## RECORD LIST
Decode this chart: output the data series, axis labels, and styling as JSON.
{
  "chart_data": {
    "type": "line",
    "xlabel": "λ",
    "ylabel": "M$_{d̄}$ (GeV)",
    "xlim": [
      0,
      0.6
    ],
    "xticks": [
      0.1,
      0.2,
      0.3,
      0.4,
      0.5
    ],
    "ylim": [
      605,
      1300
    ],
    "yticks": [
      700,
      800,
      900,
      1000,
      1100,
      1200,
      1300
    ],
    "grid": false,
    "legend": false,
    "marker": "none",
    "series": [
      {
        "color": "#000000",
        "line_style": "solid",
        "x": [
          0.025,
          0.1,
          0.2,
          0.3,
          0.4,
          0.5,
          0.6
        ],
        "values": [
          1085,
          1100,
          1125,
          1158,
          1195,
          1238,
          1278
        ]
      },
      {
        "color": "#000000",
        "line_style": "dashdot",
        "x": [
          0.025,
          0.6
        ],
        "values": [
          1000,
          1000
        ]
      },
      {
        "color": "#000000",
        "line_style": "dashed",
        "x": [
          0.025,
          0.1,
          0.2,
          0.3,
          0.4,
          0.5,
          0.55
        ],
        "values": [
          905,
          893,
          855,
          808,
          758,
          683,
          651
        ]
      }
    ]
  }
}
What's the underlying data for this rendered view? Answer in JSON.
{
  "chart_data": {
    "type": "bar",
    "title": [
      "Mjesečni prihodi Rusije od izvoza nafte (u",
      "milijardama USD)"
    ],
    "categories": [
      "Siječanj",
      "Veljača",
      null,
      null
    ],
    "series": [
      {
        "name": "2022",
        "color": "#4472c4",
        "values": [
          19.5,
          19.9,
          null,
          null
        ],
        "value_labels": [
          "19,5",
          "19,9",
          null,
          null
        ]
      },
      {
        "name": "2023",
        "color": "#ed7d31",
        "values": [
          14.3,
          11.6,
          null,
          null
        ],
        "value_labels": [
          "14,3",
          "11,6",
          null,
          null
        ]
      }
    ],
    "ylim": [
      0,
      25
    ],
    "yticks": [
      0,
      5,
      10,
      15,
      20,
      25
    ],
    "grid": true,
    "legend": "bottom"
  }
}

## REQUIRED WORK
Retype the data exactly as given.

## COMPLETED TASK
Decode this chart: output the data series, axis labels, and styling as JSON.
{
  "chart_data": {
    "type": "line",
    "xlabel": "λ",
    "ylabel": "M$_{d̄}$ (GeV)",
    "xlim": [
      0,
      0.6
    ],
    "xticks": [
      0.1,
      0.2,
      0.3,
      0.4,
      0.5
    ],
    "ylim": [
      605,
      1300
    ],
    "yticks": [
      700,
      800,
      900,
      1000,
      1100,
      1200,
      1300
    ],
    "grid": false,
    "legend": false,
    "marker": "none",
    "series": [
      {
        "color": "#000000",
        "line_style": "solid",
        "x": [
          0.025,
          0.1,
          0.2,
          0.3,
          0.4,
          0.5,
          0.6
        ],
        "values": [
          1085,
          1100,
          1125,
          1158,
          1195,
          1238,
          1278
        ]
      },
      {
        "color": "#000000",
        "line_style": "dashdot",
        "x": [
          0.025,
          0.6
        ],
        "values": [
          1000,
          1000
        ]
      },
      {
        "color": "#000000",
        "line_style": "dashed",
        "x": [
          0.025,
          0.1,
          0.2,
          0.3,
          0.4,
          0.5,
          0.55
        ],
        "values": [
          905,
          893,
          855,
          808,
          758,
          683,
          651
        ]
      }
    ]
  }
}
What's the underlying data for this rendered view? Answer in JSON.
{
  "chart_data": {
    "type": "bar",
    "title": [
      "Mjesečni prihodi Rusije od izvoza nafte (u",
      "milijardama USD)"
    ],
    "categories": [
      "Siječanj",
      "Veljača",
      null,
      null
    ],
    "series": [
      {
        "name": "2022",
        "color": "#4472c4",
        "values": [
          19.5,
          19.9,
          null,
          null
        ],
        "value_labels": [
          "19,5",
          "19,9",
          null,
          null
        ]
      },
      {
        "name": "2023",
        "color": "#ed7d31",
        "values": [
          14.3,
          11.6,
          null,
          null
        ],
        "value_labels": [
          "14,3",
          "11,6",
          null,
          null
        ]
      }
    ],
    "ylim": [
      0,
      25
    ],
    "yticks": [
      0,
      5,
      10,
      15,
      20,
      25
    ],
    "grid": true,
    "legend": "bottom"
  }
}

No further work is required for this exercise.